[Recorded data]
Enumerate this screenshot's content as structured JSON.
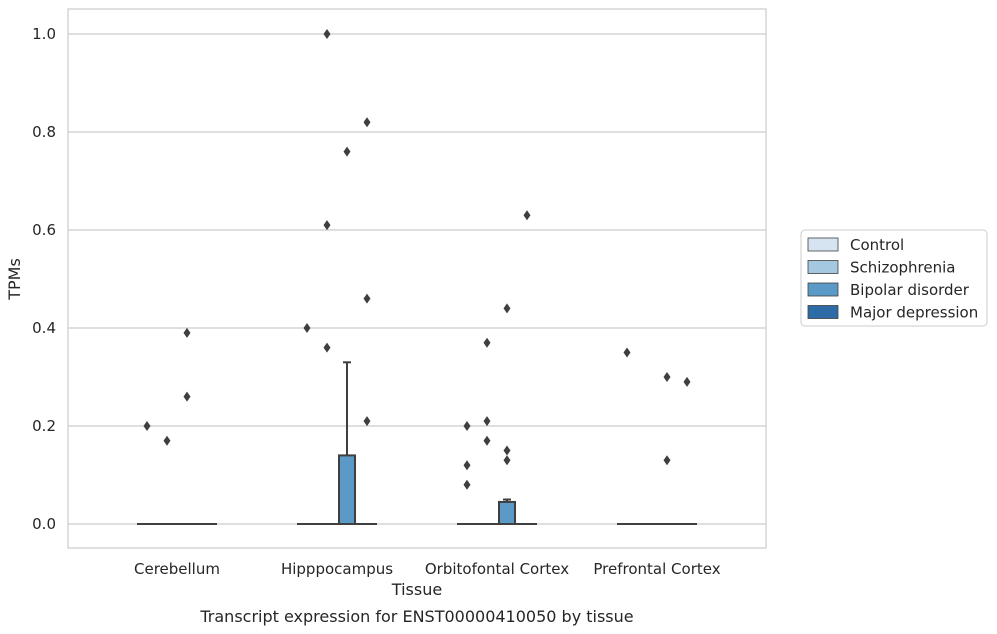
{
  "chart_data": {
    "type": "box",
    "title": "",
    "caption": "Transcript expression for ENST00000410050 by tissue",
    "xlabel": "Tissue",
    "ylabel": "TPMs",
    "ylim": [
      -0.05,
      1.05
    ],
    "yticks": [
      0.0,
      0.2,
      0.4,
      0.6,
      0.8,
      1.0
    ],
    "ytick_labels": [
      "0.0",
      "0.2",
      "0.4",
      "0.6",
      "0.8",
      "1.0"
    ],
    "grid": "horizontal",
    "legend_position": "right",
    "categories": [
      "Cerebellum",
      "Hipppocampus",
      "Orbitofontal Cortex",
      "Prefrontal Cortex"
    ],
    "series": [
      {
        "name": "Control",
        "color": "#d6e4f1",
        "boxes": [
          {
            "q1": 0,
            "median": 0,
            "q3": 0,
            "whisker_low": 0,
            "whisker_high": 0,
            "outliers": [
              0.2
            ]
          },
          {
            "q1": 0,
            "median": 0,
            "q3": 0,
            "whisker_low": 0,
            "whisker_high": 0,
            "outliers": [
              0.4
            ]
          },
          {
            "q1": 0,
            "median": 0,
            "q3": 0,
            "whisker_low": 0,
            "whisker_high": 0,
            "outliers": [
              0.2,
              0.12,
              0.08
            ]
          },
          {
            "q1": 0,
            "median": 0,
            "q3": 0,
            "whisker_low": 0,
            "whisker_high": 0,
            "outliers": [
              0.35
            ]
          }
        ]
      },
      {
        "name": "Schizophrenia",
        "color": "#a4c8e0",
        "boxes": [
          {
            "q1": 0,
            "median": 0,
            "q3": 0,
            "whisker_low": 0,
            "whisker_high": 0,
            "outliers": [
              0.17
            ]
          },
          {
            "q1": 0,
            "median": 0,
            "q3": 0,
            "whisker_low": 0,
            "whisker_high": 0,
            "outliers": [
              1.0,
              0.61,
              0.36
            ]
          },
          {
            "q1": 0,
            "median": 0,
            "q3": 0,
            "whisker_low": 0,
            "whisker_high": 0,
            "outliers": [
              0.37,
              0.21,
              0.17
            ]
          },
          {
            "q1": 0,
            "median": 0,
            "q3": 0,
            "whisker_low": 0,
            "whisker_high": 0,
            "outliers": []
          }
        ]
      },
      {
        "name": "Bipolar disorder",
        "color": "#5b9ac6",
        "boxes": [
          {
            "q1": 0,
            "median": 0,
            "q3": 0,
            "whisker_low": 0,
            "whisker_high": 0,
            "outliers": [
              0.39,
              0.26
            ]
          },
          {
            "q1": 0,
            "median": 0,
            "q3": 0.14,
            "whisker_low": 0,
            "whisker_high": 0.33,
            "outliers": [
              0.76
            ]
          },
          {
            "q1": 0,
            "median": 0,
            "q3": 0.045,
            "whisker_low": 0,
            "whisker_high": 0.05,
            "outliers": [
              0.44,
              0.15,
              0.13
            ]
          },
          {
            "q1": 0,
            "median": 0,
            "q3": 0,
            "whisker_low": 0,
            "whisker_high": 0,
            "outliers": [
              0.3,
              0.13
            ]
          }
        ]
      },
      {
        "name": "Major depression",
        "color": "#2d6ca7",
        "boxes": [
          {
            "q1": 0,
            "median": 0,
            "q3": 0,
            "whisker_low": 0,
            "whisker_high": 0,
            "outliers": []
          },
          {
            "q1": 0,
            "median": 0,
            "q3": 0,
            "whisker_low": 0,
            "whisker_high": 0,
            "outliers": [
              0.82,
              0.46,
              0.21
            ]
          },
          {
            "q1": 0,
            "median": 0,
            "q3": 0,
            "whisker_low": 0,
            "whisker_high": 0,
            "outliers": [
              0.63
            ]
          },
          {
            "q1": 0,
            "median": 0,
            "q3": 0,
            "whisker_low": 0,
            "whisker_high": 0,
            "outliers": [
              0.29
            ]
          }
        ]
      }
    ]
  }
}
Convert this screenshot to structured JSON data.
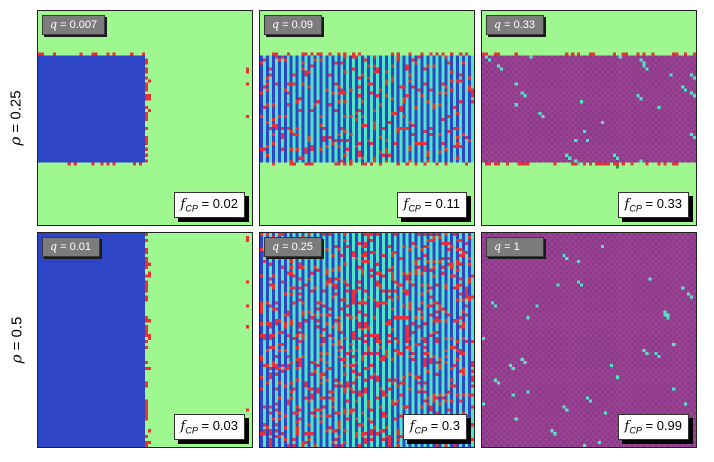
{
  "row_labels": [
    {
      "symbol": "ρ",
      "text": " = 0.25"
    },
    {
      "symbol": "ρ",
      "text": " = 0.5"
    }
  ],
  "panels": [
    {
      "q": "0.007",
      "fcp": "0.02",
      "pattern": "blue-block"
    },
    {
      "q": "0.09",
      "fcp": "0.11",
      "pattern": "stripes"
    },
    {
      "q": "0.33",
      "fcp": "0.33",
      "pattern": "checker-band"
    },
    {
      "q": "0.01",
      "fcp": "0.03",
      "pattern": "blue-block-full"
    },
    {
      "q": "0.25",
      "fcp": "0.3",
      "pattern": "stripes-full"
    },
    {
      "q": "1",
      "fcp": "0.99",
      "pattern": "checker-full"
    }
  ],
  "labels": {
    "q_symbol": "q",
    "q_eq": " = ",
    "f_symbol": "f",
    "f_sub": "CP",
    "f_eq": " = "
  },
  "colors": {
    "background": "#9ef78f",
    "blue": "#2e45c8",
    "red": "#e8303a",
    "cyan": "#4fe6c4",
    "purple": "#8a3a8e",
    "magenta": "#9c4390",
    "dark_green": "#1e9a3a",
    "box_gray": "#7c7c7c"
  }
}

◆ Exercise brief ◆
Pictures are excluded; output everything else in the data verbatim.

◆ Response to this exercise ◆
Enumerate this screenshot's content as structured JSON.
{
  "chart_data": {
    "type": "box",
    "title": "",
    "caption": "Transcript expression for ENST00000410050 by tissue",
    "xlabel": "Tissue",
    "ylabel": "TPMs",
    "ylim": [
      -0.05,
      1.05
    ],
    "yticks": [
      0.0,
      0.2,
      0.4,
      0.6,
      0.8,
      1.0
    ],
    "ytick_labels": [
      "0.0",
      "0.2",
      "0.4",
      "0.6",
      "0.8",
      "1.0"
    ],
    "grid": "horizontal",
    "legend_position": "right",
    "categories": [
      "Cerebellum",
      "Hipppocampus",
      "Orbitofontal Cortex",
      "Prefrontal Cortex"
    ],
    "series": [
      {
        "name": "Control",
        "color": "#d6e4f1",
        "boxes": [
          {
            "q1": 0,
            "median": 0,
            "q3": 0,
            "whisker_low": 0,
            "whisker_high": 0,
            "outliers": [
              0.2
            ]
          },
          {
            "q1": 0,
            "median": 0,
            "q3": 0,
            "whisker_low": 0,
            "whisker_high": 0,
            "outliers": [
              0.4
            ]
          },
          {
            "q1": 0,
            "median": 0,
            "q3": 0,
            "whisker_low": 0,
            "whisker_high": 0,
            "outliers": [
              0.2,
              0.12,
              0.08
            ]
          },
          {
            "q1": 0,
            "median": 0,
            "q3": 0,
            "whisker_low": 0,
            "whisker_high": 0,
            "outliers": [
              0.35
            ]
          }
        ]
      },
      {
        "name": "Schizophrenia",
        "color": "#a4c8e0",
        "boxes": [
          {
            "q1": 0,
            "median": 0,
            "q3": 0,
            "whisker_low": 0,
            "whisker_high": 0,
            "outliers": [
              0.17
            ]
          },
          {
            "q1": 0,
            "median": 0,
            "q3": 0,
            "whisker_low": 0,
            "whisker_high": 0,
            "outliers": [
              1.0,
              0.61,
              0.36
            ]
          },
          {
            "q1": 0,
            "median": 0,
            "q3": 0,
            "whisker_low": 0,
            "whisker_high": 0,
            "outliers": [
              0.37,
              0.21,
              0.17
            ]
          },
          {
            "q1": 0,
            "median": 0,
            "q3": 0,
            "whisker_low": 0,
            "whisker_high": 0,
            "outliers": []
          }
        ]
      },
      {
        "name": "Bipolar disorder",
        "color": "#5b9ac6",
        "boxes": [
          {
            "q1": 0,
            "median": 0,
            "q3": 0,
            "whisker_low": 0,
            "whisker_high": 0,
            "outliers": [
              0.39,
              0.26
            ]
          },
          {
            "q1": 0,
            "median": 0,
            "q3": 0.14,
            "whisker_low": 0,
            "whisker_high": 0.33,
            "outliers": [
              0.76
            ]
          },
          {
            "q1": 0,
            "median": 0,
            "q3": 0.045,
            "whisker_low": 0,
            "whisker_high": 0.05,
            "outliers": [
              0.44,
              0.15,
              0.13
            ]
          },
          {
            "q1": 0,
            "median": 0,
            "q3": 0,
            "whisker_low": 0,
            "whisker_high": 0,
            "outliers": [
              0.3,
              0.13
            ]
          }
        ]
      },
      {
        "name": "Major depression",
        "color": "#2d6ca7",
        "boxes": [
          {
            "q1": 0,
            "median": 0,
            "q3": 0,
            "whisker_low": 0,
            "whisker_high": 0,
            "outliers": []
          },
          {
            "q1": 0,
            "median": 0,
            "q3": 0,
            "whisker_low": 0,
            "whisker_high": 0,
            "outliers": [
              0.82,
              0.46,
              0.21
            ]
          },
          {
            "q1": 0,
            "median": 0,
            "q3": 0,
            "whisker_low": 0,
            "whisker_high": 0,
            "outliers": [
              0.63
            ]
          },
          {
            "q1": 0,
            "median": 0,
            "q3": 0,
            "whisker_low": 0,
            "whisker_high": 0,
            "outliers": [
              0.29
            ]
          }
        ]
      }
    ]
  }
}
Convert this screenshot to structured JSON data.
{
  "row_labels": [
    {
      "symbol": "ρ",
      "text": " = 0.25"
    },
    {
      "symbol": "ρ",
      "text": " = 0.5"
    }
  ],
  "panels": [
    {
      "q": "0.007",
      "fcp": "0.02",
      "pattern": "blue-block"
    },
    {
      "q": "0.09",
      "fcp": "0.11",
      "pattern": "stripes"
    },
    {
      "q": "0.33",
      "fcp": "0.33",
      "pattern": "checker-band"
    },
    {
      "q": "0.01",
      "fcp": "0.03",
      "pattern": "blue-block-full"
    },
    {
      "q": "0.25",
      "fcp": "0.3",
      "pattern": "stripes-full"
    },
    {
      "q": "1",
      "fcp": "0.99",
      "pattern": "checker-full"
    }
  ],
  "labels": {
    "q_symbol": "q",
    "q_eq": " = ",
    "f_symbol": "f",
    "f_sub": "CP",
    "f_eq": " = "
  },
  "colors": {
    "background": "#9ef78f",
    "blue": "#2e45c8",
    "red": "#e8303a",
    "cyan": "#4fe6c4",
    "purple": "#8a3a8e",
    "magenta": "#9c4390",
    "dark_green": "#1e9a3a",
    "box_gray": "#7c7c7c"
  }
}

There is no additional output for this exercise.